Rows from a figure dataset:
****************
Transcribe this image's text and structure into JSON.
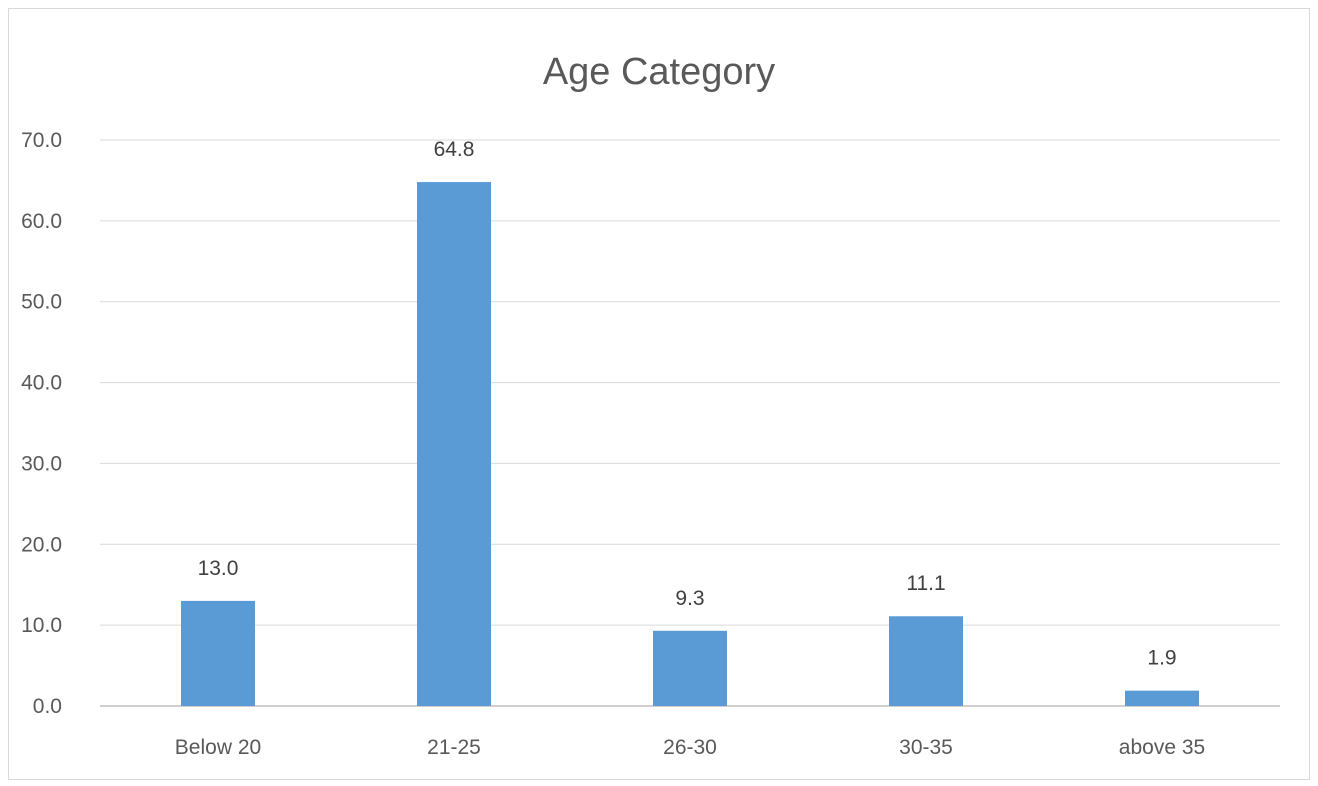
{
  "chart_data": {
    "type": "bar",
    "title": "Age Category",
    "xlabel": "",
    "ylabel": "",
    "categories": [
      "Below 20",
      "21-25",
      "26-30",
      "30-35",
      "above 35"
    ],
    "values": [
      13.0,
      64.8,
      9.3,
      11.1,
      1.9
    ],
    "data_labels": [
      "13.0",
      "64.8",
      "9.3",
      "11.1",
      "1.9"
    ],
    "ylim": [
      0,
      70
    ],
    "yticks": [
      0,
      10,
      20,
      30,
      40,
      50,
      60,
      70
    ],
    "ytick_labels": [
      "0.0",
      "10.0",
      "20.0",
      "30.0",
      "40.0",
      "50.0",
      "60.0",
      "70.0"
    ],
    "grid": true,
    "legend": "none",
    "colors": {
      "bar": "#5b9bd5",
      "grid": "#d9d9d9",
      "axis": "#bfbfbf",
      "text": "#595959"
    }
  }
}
****************
Omit the pictures and restate the rest of the records verbatim.

• Task output
Transcribe this image's text and structure into JSON.
{
  "chart_data": {
    "type": "bar",
    "title": "Age Category",
    "xlabel": "",
    "ylabel": "",
    "categories": [
      "Below 20",
      "21-25",
      "26-30",
      "30-35",
      "above 35"
    ],
    "values": [
      13.0,
      64.8,
      9.3,
      11.1,
      1.9
    ],
    "data_labels": [
      "13.0",
      "64.8",
      "9.3",
      "11.1",
      "1.9"
    ],
    "ylim": [
      0,
      70
    ],
    "yticks": [
      0,
      10,
      20,
      30,
      40,
      50,
      60,
      70
    ],
    "ytick_labels": [
      "0.0",
      "10.0",
      "20.0",
      "30.0",
      "40.0",
      "50.0",
      "60.0",
      "70.0"
    ],
    "grid": true,
    "legend": "none",
    "colors": {
      "bar": "#5b9bd5",
      "grid": "#d9d9d9",
      "axis": "#bfbfbf",
      "text": "#595959"
    }
  }
}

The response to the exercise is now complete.